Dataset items
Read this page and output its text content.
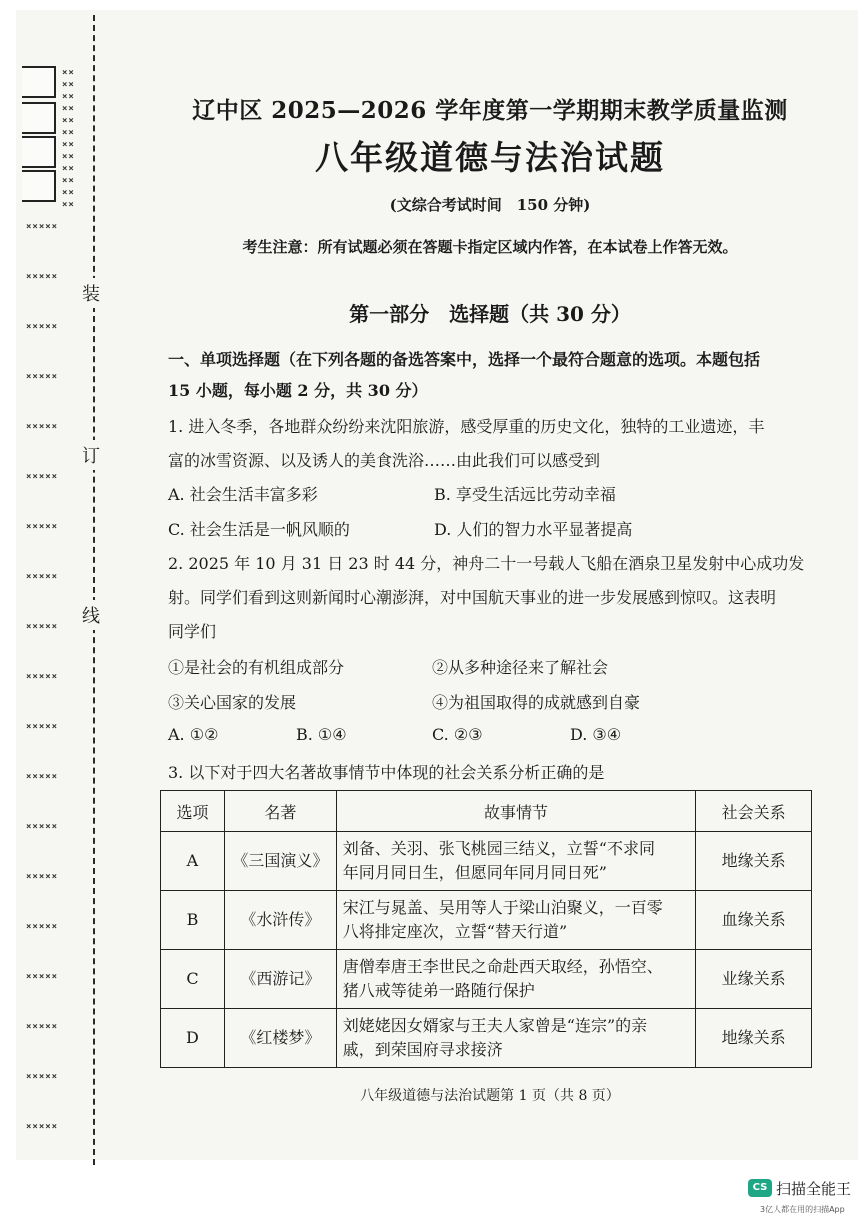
××
××
××
××
××
××
××
××
××
××
××
××
×××××
×××××
×××××
×××××
×××××
×××××
×××××
×××××
×××××
×××××
×××××
×××××
×××××
×××××
×××××
×××××
×××××
×××××
×××××
装
订
线
辽中区 2025—2026 学年度第一学期期末教学质量监测
八年级道德与法治试题
(文综合考试时间　150 分钟)
考生注意：所有试题必须在答题卡指定区域内作答，在本试卷上作答无效。
第一部分　选择题（共 30 分）
一、单项选择题（在下列各题的备选答案中，选择一个最符合题意的选项。本题包括
15 小题，每小题 2 分，共 30 分）
1. 进入冬季，各地群众纷纷来沈阳旅游，感受厚重的历史文化，独特的工业遗迹，丰
富的冰雪资源、以及诱人的美食洗浴……由此我们可以感受到
A. 社会生活丰富多彩	B. 享受生活远比劳动幸福
C. 社会生活是一帆风顺的	D. 人们的智力水平显著提高
2. 2025 年 10 月 31 日 23 时 44 分，神舟二十一号载人飞船在酒泉卫星发射中心成功发
射。同学们看到这则新闻时心潮澎湃，对中国航天事业的进一步发展感到惊叹。这表明
同学们
①是社会的有机组成部分	②从多种途径来了解社会
③关心国家的发展	④为祖国取得的成就感到自豪
A. ①②	B. ①④	C. ②③	D. ③④
3. 以下对于四大名著故事情节中体现的社会关系分析正确的是
选项	名著	故事情节	社会关系
A	《三国演义》	刘备、关羽、张飞桃园三结义，立誓“不求同
年同月同日生，但愿同年同月同日死”	地缘关系
B	《水浒传》	宋江与晁盖、吴用等人于梁山泊聚义，一百零
八将排定座次，立誓“替天行道”	血缘关系
C	《西游记》	唐僧奉唐王李世民之命赴西天取经，孙悟空、
猪八戒等徒弟一路随行保护	业缘关系
D	《红楼梦》	刘姥姥因女婿家与王夫人家曾是“连宗”的亲
戚，到荣国府寻求接济	地缘关系
八年级道德与法治试题第 1 页（共 8 页）
CS 扫描全能王
3亿人都在用的扫描App
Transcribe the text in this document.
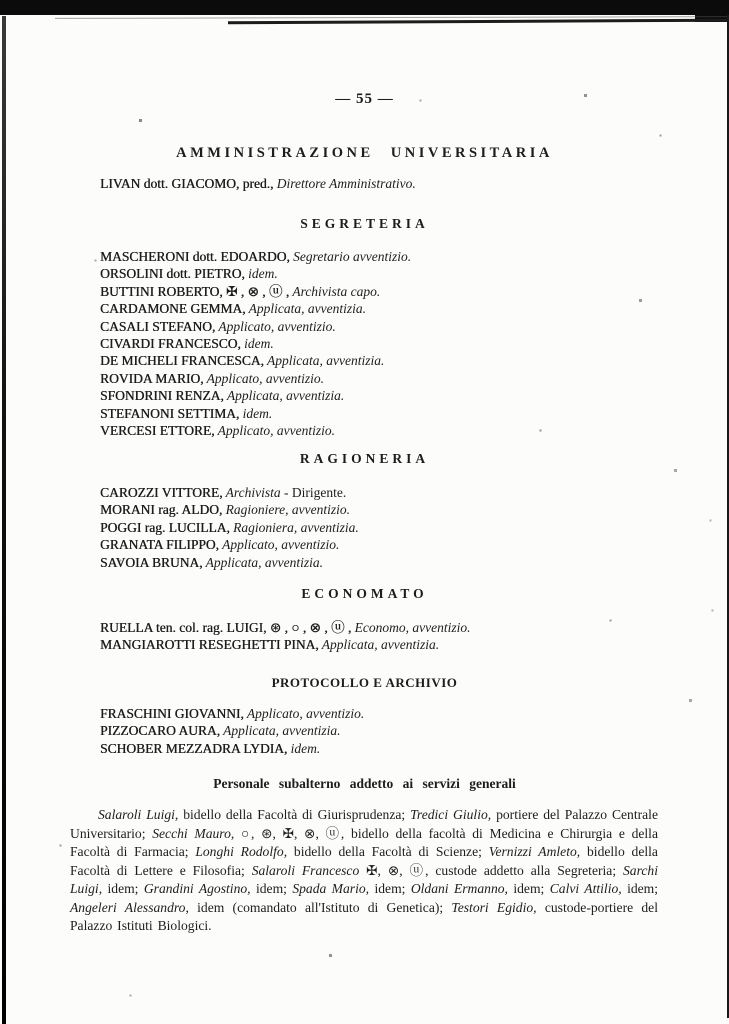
— 55 —
AMMINISTRAZIONE UNIVERSITARIA
LIVAN dott. GIACOMO, pred., Direttore Amministrativo.
SEGRETERIA
MASCHERONI dott. EDOARDO, Segretario avventizio.
ORSOLINI dott. PIETRO, idem.
BUTTINI ROBERTO, ✠ , ⊗ , ⓤ , Archivista capo.
CARDAMONE GEMMA, Applicata, avventizia.
CASALI STEFANO, Applicato, avventizio.
CIVARDI FRANCESCO, idem.
DE MICHELI FRANCESCA, Applicata, avventizia.
ROVIDA MARIO, Applicato, avventizio.
SFONDRINI RENZA, Applicata, avventizia.
STEFANONI SETTIMA, idem.
VERCESI ETTORE, Applicato, avventizio.
RAGIONERIA
CAROZZI VITTORE, Archivista - Dirigente.
MORANI rag. ALDO, Ragioniere, avventizio.
POGGI rag. LUCILLA, Ragioniera, avventizia.
GRANATA FILIPPO, Applicato, avventizio.
SAVOIA BRUNA, Applicata, avventizia.
ECONOMATO
RUELLA ten. col. rag. LUIGI, ⊛ , ○ , ⊗ , ⓤ , Economo, avventizio.
MANGIAROTTI RESEGHETTI PINA, Applicata, avventizia.
PROTOCOLLO E ARCHIVIO
FRASCHINI GIOVANNI, Applicato, avventizio.
PIZZOCARO AURA, Applicata, avventizia.
SCHOBER MEZZADRA LYDIA, idem.
Personale subalterno addetto ai servizi generali

Salaroli Luigi, bidello della Facoltà di Giurisprudenza; Tredici Giulio, portiere del Palazzo Centrale Universitario; Secchi Mauro, ○, ⊛, ✠, ⊗, ⓤ, bidello della facoltà di Medicina e Chirurgia e della Facoltà di Farmacia; Longhi Rodolfo, bidello della Facoltà di Scienze; Vernizzi Amleto, bidello della Facoltà di Lettere e Filosofia; Salaroli Francesco ✠, ⊗, ⓤ, custode addetto alla Segreteria; Sarchi Luigi, idem; Grandini Agostino, idem; Spada Mario, idem; Oldani Ermanno, idem; Calvi Attilio, idem; Angeleri Alessandro, idem (comandato all'Istituto di Genetica); Testori Egidio, custode-portiere del Palazzo Istituti Biologici.
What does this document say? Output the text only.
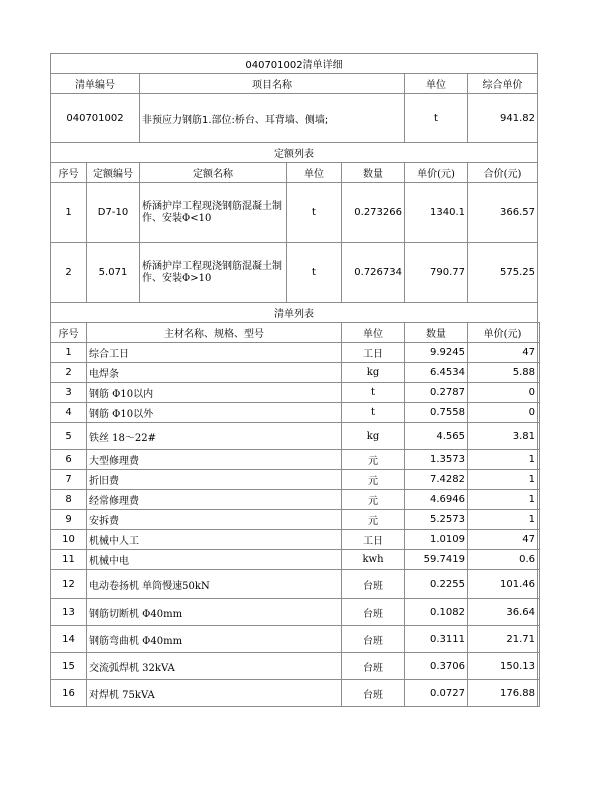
040701002清单详细							
清单编号		项目名称			单位	综合单价	
040701002		非预应力钢筋1.部位:桥台、耳背墙、侧墙;			t	941.82	
定额列表							
序号	定额编号	定额名称	单位	数量	单价(元)	合价(元)	
1	D7-10	桥涵护岸工程现浇钢筋混凝土制作、安装Φ<10	t	0.273266	1340.1	366.57	
2	5.071	桥涵护岸工程现浇钢筋混凝土制作、安装Φ>10	t	0.726734	790.77	575.25	
清单列表							
序号	主材名称、规格、型号			单位	数量	单价(元)	
1	综合工日			工日	9.9245	47	
2	电焊条			kg	6.4534	5.88	
3	钢筋 Φ10以内			t	0.2787	0	
4	钢筋 Φ10以外			t	0.7558	0	
5	铁丝 18～22#			kg	4.565	3.81	
6	大型修理费			元	1.3573	1	
7	折旧费			元	7.4282	1	
8	经常修理费			元	4.6946	1	
9	安拆费			元	5.2573	1	
10	机械中人工			工日	1.0109	47	
11	机械中电			kwh	59.7419	0.6	
12	电动卷扬机 单筒慢速50kN			台班	0.2255	101.46	
13	钢筋切断机 Φ40mm			台班	0.1082	36.64	
14	钢筋弯曲机 Φ40mm			台班	0.3111	21.71	
15	交流弧焊机 32kVA			台班	0.3706	150.13	
16	对焊机 75kVA			台班	0.0727	176.88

→ Given request:
Omit the pictures and give the material again, exactly and in full.

→ Answer to this task:
Read this page and output its text content.
××
××
××
××
××
××
××
××
××
××
××
××
×××××
×××××
×××××
×××××
×××××
×××××
×××××
×××××
×××××
×××××
×××××
×××××
×××××
×××××
×××××
×××××
×××××
×××××
×××××
装
订
线
辽中区 2025—2026 学年度第一学期期末教学质量监测
八年级道德与法治试题
(文综合考试时间　150 分钟)
考生注意：所有试题必须在答题卡指定区域内作答，在本试卷上作答无效。
第一部分　选择题（共 30 分）
一、单项选择题（在下列各题的备选答案中，选择一个最符合题意的选项。本题包括
15 小题，每小题 2 分，共 30 分）
1. 进入冬季，各地群众纷纷来沈阳旅游，感受厚重的历史文化，独特的工业遗迹，丰
富的冰雪资源、以及诱人的美食洗浴……由此我们可以感受到
A. 社会生活丰富多彩	B. 享受生活远比劳动幸福
C. 社会生活是一帆风顺的	D. 人们的智力水平显著提高
2. 2025 年 10 月 31 日 23 时 44 分，神舟二十一号载人飞船在酒泉卫星发射中心成功发
射。同学们看到这则新闻时心潮澎湃，对中国航天事业的进一步发展感到惊叹。这表明
同学们
①是社会的有机组成部分	②从多种途径来了解社会
③关心国家的发展	④为祖国取得的成就感到自豪
A. ①②	B. ①④	C. ②③	D. ③④
3. 以下对于四大名著故事情节中体现的社会关系分析正确的是
选项	名著	故事情节	社会关系
A	《三国演义》	刘备、关羽、张飞桃园三结义，立誓“不求同
年同月同日生，但愿同年同月同日死”	地缘关系
B	《水浒传》	宋江与晁盖、吴用等人于梁山泊聚义，一百零
八将排定座次，立誓“替天行道”	血缘关系
C	《西游记》	唐僧奉唐王李世民之命赴西天取经，孙悟空、
猪八戒等徒弟一路随行保护	业缘关系
D	《红楼梦》	刘姥姥因女婿家与王夫人家曾是“连宗”的亲
戚，到荣国府寻求接济	地缘关系
八年级道德与法治试题第 1 页（共 8 页）
CS 扫描全能王
3亿人都在用的扫描App
Transcribe the text in this document.
— 55 —
AMMINISTRAZIONE UNIVERSITARIA
LIVAN dott. GIACOMO, pred., Direttore Amministrativo.
SEGRETERIA
MASCHERONI dott. EDOARDO, Segretario avventizio.
ORSOLINI dott. PIETRO, idem.
BUTTINI ROBERTO, ✠ , ⊗ , ⓤ , Archivista capo.
CARDAMONE GEMMA, Applicata, avventizia.
CASALI STEFANO, Applicato, avventizio.
CIVARDI FRANCESCO, idem.
DE MICHELI FRANCESCA, Applicata, avventizia.
ROVIDA MARIO, Applicato, avventizio.
SFONDRINI RENZA, Applicata, avventizia.
STEFANONI SETTIMA, idem.
VERCESI ETTORE, Applicato, avventizio.
RAGIONERIA
CAROZZI VITTORE, Archivista - Dirigente.
MORANI rag. ALDO, Ragioniere, avventizio.
POGGI rag. LUCILLA, Ragioniera, avventizia.
GRANATA FILIPPO, Applicato, avventizio.
SAVOIA BRUNA, Applicata, avventizia.
ECONOMATO
RUELLA ten. col. rag. LUIGI, ⊛ , ○ , ⊗ , ⓤ , Economo, avventizio.
MANGIAROTTI RESEGHETTI PINA, Applicata, avventizia.
PROTOCOLLO E ARCHIVIO
FRASCHINI GIOVANNI, Applicato, avventizio.
PIZZOCARO AURA, Applicata, avventizia.
SCHOBER MEZZADRA LYDIA, idem.
Personale subalterno addetto ai servizi generali

Salaroli Luigi, bidello della Facoltà di Giurisprudenza; Tredici Giulio, portiere del Palazzo Centrale Universitario; Secchi Mauro, ○, ⊛, ✠, ⊗, ⓤ, bidello della facoltà di Medicina e Chirurgia e della Facoltà di Farmacia; Longhi Rodolfo, bidello della Facoltà di Scienze; Vernizzi Amleto, bidello della Facoltà di Lettere e Filosofia; Salaroli Francesco ✠, ⊗, ⓤ, custode addetto alla Segreteria; Sarchi Luigi, idem; Grandini Agostino, idem; Spada Mario, idem; Oldani Ermanno, idem; Calvi Attilio, idem; Angeleri Alessandro, idem (comandato all'Istituto di Genetica); Testori Egidio, custode-portiere del Palazzo Istituti Biologici.
What does this document say? Output the text only.
040701002清单详细							
清单编号		项目名称			单位	综合单价	
040701002		非预应力钢筋1.部位:桥台、耳背墙、侧墙;			t	941.82	
定额列表							
序号	定额编号	定额名称	单位	数量	单价(元)	合价(元)	
1	D7-10	桥涵护岸工程现浇钢筋混凝土制作、安装Φ<10	t	0.273266	1340.1	366.57	
2	5.071	桥涵护岸工程现浇钢筋混凝土制作、安装Φ>10	t	0.726734	790.77	575.25	
清单列表							
序号	主材名称、规格、型号			单位	数量	单价(元)	
1	综合工日			工日	9.9245	47	
2	电焊条			kg	6.4534	5.88	
3	钢筋 Φ10以内			t	0.2787	0	
4	钢筋 Φ10以外			t	0.7558	0	
5	铁丝 18～22#			kg	4.565	3.81	
6	大型修理费			元	1.3573	1	
7	折旧费			元	7.4282	1	
8	经常修理费			元	4.6946	1	
9	安拆费			元	5.2573	1	
10	机械中人工			工日	1.0109	47	
11	机械中电			kwh	59.7419	0.6	
12	电动卷扬机 单筒慢速50kN			台班	0.2255	101.46	
13	钢筋切断机 Φ40mm			台班	0.1082	36.64	
14	钢筋弯曲机 Φ40mm			台班	0.3111	21.71	
15	交流弧焊机 32kVA			台班	0.3706	150.13	
16	对焊机 75kVA			台班	0.0727	176.88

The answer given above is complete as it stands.